WORKING DATA ->
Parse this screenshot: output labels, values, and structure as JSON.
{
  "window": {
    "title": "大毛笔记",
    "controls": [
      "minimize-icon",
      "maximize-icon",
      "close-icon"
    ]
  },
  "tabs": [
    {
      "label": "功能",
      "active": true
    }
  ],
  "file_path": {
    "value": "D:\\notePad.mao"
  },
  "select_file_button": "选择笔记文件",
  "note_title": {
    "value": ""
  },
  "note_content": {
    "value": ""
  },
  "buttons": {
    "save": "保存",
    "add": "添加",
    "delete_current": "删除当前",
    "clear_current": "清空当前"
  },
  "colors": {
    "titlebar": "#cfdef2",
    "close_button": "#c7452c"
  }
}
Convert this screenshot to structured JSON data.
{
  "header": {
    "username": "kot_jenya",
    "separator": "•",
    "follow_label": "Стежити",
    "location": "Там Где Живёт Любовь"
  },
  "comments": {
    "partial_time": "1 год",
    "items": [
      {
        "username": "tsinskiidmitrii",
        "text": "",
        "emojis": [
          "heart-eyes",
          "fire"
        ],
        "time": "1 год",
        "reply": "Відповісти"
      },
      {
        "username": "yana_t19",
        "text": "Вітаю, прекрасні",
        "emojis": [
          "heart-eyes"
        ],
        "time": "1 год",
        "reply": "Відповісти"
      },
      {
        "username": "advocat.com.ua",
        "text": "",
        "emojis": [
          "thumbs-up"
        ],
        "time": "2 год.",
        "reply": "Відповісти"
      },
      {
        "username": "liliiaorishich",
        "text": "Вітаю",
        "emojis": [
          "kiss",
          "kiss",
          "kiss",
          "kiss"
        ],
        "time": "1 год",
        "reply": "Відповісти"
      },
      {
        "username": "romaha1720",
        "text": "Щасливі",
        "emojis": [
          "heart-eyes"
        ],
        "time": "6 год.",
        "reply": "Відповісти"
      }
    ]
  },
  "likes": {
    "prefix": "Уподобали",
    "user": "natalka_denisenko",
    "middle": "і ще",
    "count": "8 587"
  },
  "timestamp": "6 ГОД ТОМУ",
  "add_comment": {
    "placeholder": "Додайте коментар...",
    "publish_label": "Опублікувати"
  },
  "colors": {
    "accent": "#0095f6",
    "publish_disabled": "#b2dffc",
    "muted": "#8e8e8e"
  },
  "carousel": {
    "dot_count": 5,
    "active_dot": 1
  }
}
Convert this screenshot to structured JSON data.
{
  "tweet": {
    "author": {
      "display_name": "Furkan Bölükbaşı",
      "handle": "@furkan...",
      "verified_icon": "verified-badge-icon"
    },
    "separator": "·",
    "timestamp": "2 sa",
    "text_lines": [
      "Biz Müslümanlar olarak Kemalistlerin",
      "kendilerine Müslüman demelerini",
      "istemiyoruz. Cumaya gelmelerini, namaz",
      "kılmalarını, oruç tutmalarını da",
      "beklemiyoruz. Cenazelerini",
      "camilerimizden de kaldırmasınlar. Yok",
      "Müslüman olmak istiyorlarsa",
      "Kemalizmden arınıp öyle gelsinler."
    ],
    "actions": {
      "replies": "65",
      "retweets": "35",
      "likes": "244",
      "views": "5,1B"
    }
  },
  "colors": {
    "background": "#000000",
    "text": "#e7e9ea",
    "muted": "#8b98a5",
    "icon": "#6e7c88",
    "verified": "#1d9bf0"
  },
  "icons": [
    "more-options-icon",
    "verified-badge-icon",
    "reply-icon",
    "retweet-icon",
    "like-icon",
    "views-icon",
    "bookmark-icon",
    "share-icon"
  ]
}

EXERCISE DIRECTIONS ->
Each line holding "verified" must be found and copied.

THE COMPLETED TASK ->
      "verified_icon": "verified-badge-icon"
    "verified": "#1d9bf0"
    "verified-badge-icon",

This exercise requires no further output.